◆ TASK DETAILS: Write out every line below that includes the word "predpono".

◆ RECORDS SHOWN:

⟨

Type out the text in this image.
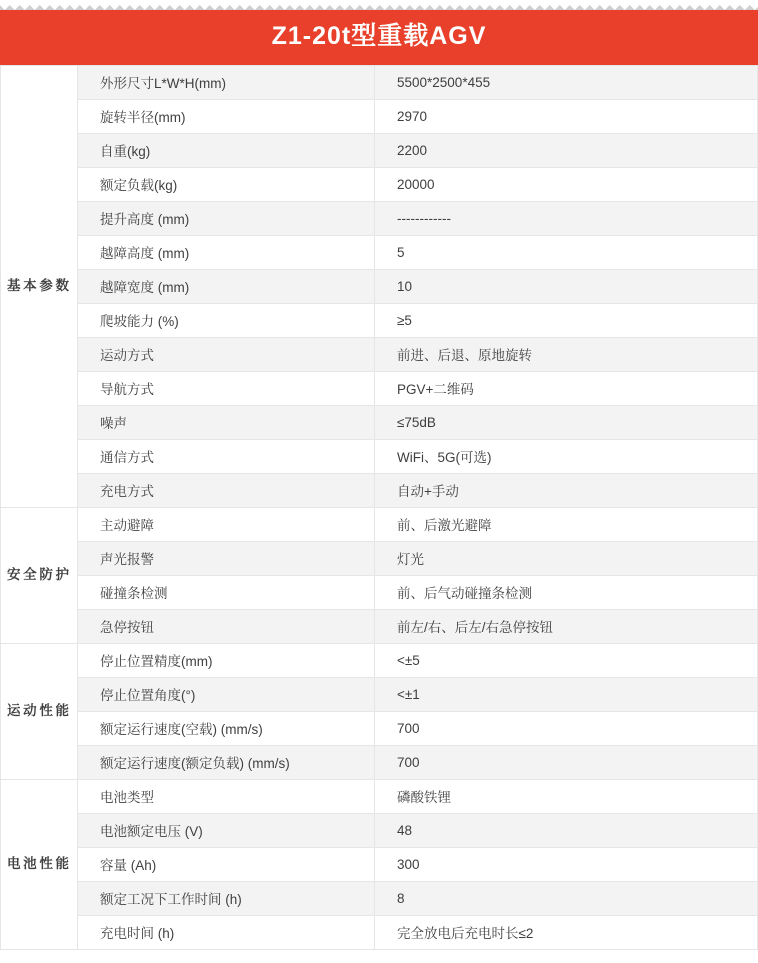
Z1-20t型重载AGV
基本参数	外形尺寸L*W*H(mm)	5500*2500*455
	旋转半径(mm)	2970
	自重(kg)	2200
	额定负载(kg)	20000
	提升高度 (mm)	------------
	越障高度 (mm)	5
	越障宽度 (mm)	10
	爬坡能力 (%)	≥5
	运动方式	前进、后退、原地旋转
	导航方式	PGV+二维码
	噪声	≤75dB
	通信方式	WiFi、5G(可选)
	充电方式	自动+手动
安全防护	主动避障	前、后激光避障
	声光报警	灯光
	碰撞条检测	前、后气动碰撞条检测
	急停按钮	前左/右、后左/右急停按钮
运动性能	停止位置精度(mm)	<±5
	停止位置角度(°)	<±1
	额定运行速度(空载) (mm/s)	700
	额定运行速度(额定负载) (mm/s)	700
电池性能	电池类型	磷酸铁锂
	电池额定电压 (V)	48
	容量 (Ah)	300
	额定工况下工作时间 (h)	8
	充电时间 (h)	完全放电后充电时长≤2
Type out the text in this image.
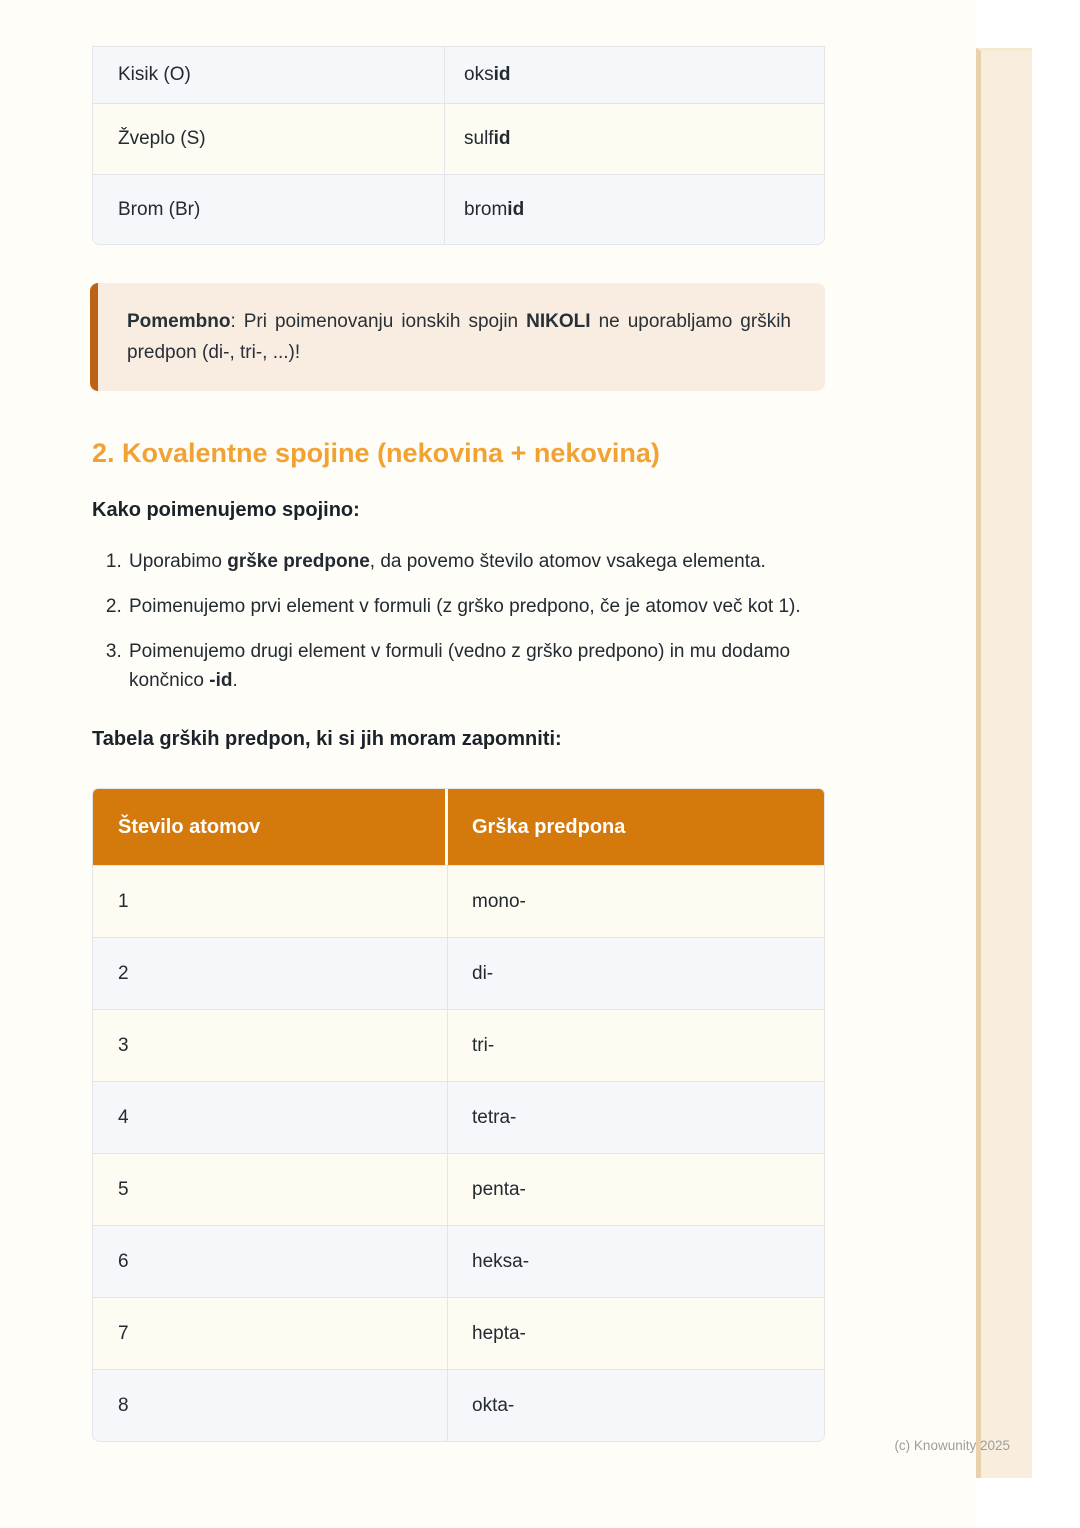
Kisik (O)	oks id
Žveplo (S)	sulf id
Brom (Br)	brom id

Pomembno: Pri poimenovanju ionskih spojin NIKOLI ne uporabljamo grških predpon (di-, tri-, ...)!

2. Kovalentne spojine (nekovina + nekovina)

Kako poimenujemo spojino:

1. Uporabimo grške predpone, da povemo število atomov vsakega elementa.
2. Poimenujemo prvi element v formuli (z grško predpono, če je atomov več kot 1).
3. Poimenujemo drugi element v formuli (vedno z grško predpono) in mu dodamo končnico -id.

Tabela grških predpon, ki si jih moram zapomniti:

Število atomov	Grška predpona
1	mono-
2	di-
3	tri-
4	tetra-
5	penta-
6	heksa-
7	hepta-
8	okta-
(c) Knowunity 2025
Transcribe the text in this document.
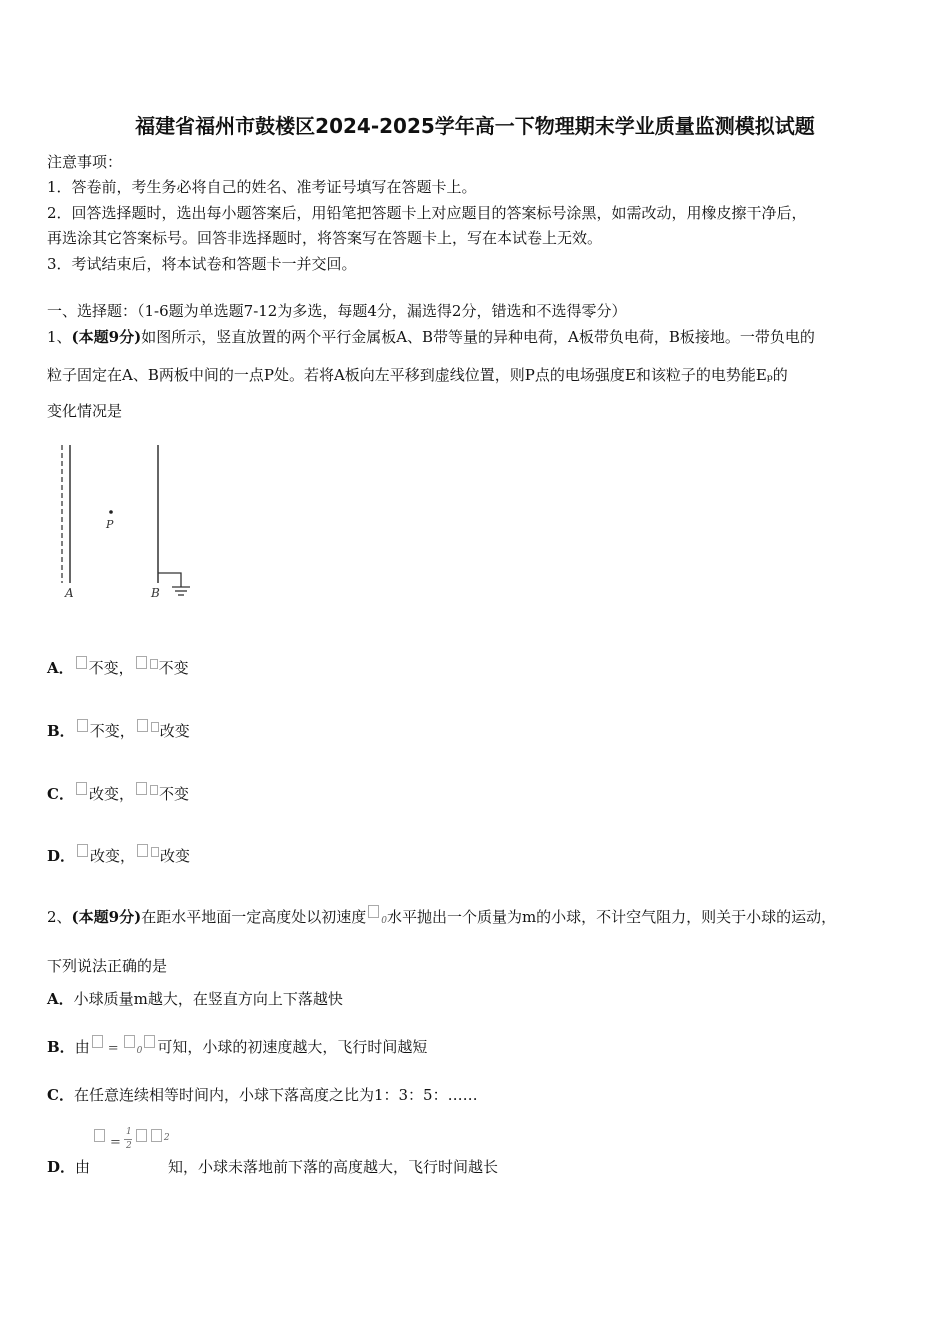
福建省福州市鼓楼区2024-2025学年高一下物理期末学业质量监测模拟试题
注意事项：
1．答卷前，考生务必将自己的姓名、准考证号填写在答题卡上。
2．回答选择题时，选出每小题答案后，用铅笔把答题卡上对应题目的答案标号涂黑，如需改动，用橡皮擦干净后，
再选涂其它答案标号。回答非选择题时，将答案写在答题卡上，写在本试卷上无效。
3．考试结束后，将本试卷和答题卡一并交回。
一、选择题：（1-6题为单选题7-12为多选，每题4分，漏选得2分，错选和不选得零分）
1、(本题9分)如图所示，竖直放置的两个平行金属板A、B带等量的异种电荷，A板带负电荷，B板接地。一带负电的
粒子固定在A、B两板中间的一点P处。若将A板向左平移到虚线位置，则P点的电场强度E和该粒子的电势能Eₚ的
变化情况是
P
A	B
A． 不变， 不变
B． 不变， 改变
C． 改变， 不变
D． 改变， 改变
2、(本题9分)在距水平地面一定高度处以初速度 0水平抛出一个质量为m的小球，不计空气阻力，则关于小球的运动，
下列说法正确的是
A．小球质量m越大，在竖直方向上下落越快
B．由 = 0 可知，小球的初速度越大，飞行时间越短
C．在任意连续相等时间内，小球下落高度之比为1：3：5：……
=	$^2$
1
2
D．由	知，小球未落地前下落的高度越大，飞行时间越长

⟩

◆ OUTPUT FOR THIS EXERCISE:
2. Poimenujemo prvi element v formuli (z grško predpono, če je atomov več kot 1).
3. Poimenujemo drugi element v formuli (vedno z grško predpono) in mu dodamo končnico -id.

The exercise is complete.